━━━━━ SELECTION ━━━━━
# I might be getting PV panels! :D



## Black Panther (Mar 20, 2010)

18 panels + 1 inverter to supply 15 units (minimum assuming cloudy days) of electricity catering for the entire house!
I've already ordered them and paid a deposit. But it's subject to being in time for the 'first come first served' basis to get a government grant.

If I don't get the grant I won't be able to afford them because the whole thing would cost nearly €12,000 

If this comes true for me, I'd be able to build more pc's and afford to leave them running 24/7 for crunching. I've already got psu's, ram, hdd's, odd's lying around.... what I'd be needing is a couple of 775 mobos and a couple of quads and easily I can make crunchers to run 24/7 at home! That apart from 3 single core pc's which I never run ie a Pentium II and two Athlons single core  Please keep your fingers crossed for me so this works out!


----------



## blkhogan (Mar 20, 2010)

Fingers crossed. Good luck.


----------



## Fourstaff (Mar 20, 2010)

Yeah, the last time I calculated the costs for PV, they ran up to tens of thousands. Good thing is, once you have them you don't need to worry so much about electricity bills and they last long.


----------



## Black Panther (Mar 20, 2010)

With this system I can run my bill to twice as much as I do now and not pay a single cent in bills. There's a 7 year warranty on the inverter and a 20 year warranty on the panels.
━━━━━ INFORMATION PROVIDED ━━━━━
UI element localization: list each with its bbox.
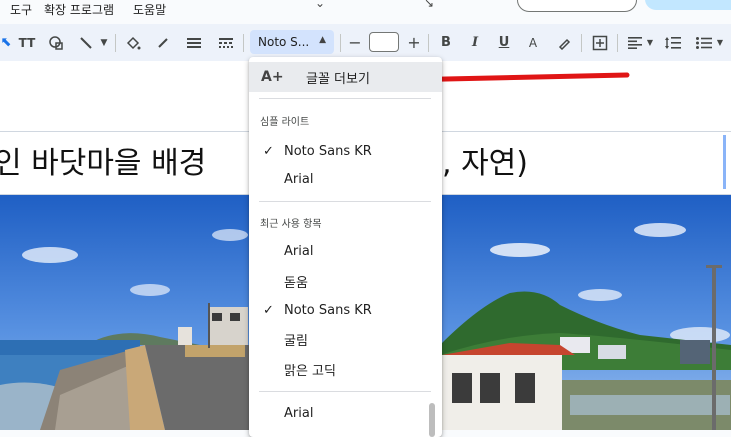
━━━━━
GIVEN REQUEST:
Answer these questions using the thread about getting PV panels.
(a) How many panels and inverters did Black Panther order?
(b) What would the whole system cost?
(c) How long is the warranty on the panels?

TASK OUTPUT:
(a) Eighteen panels and one inverter.
(b) Nearly €12,000.
(c) Twenty years.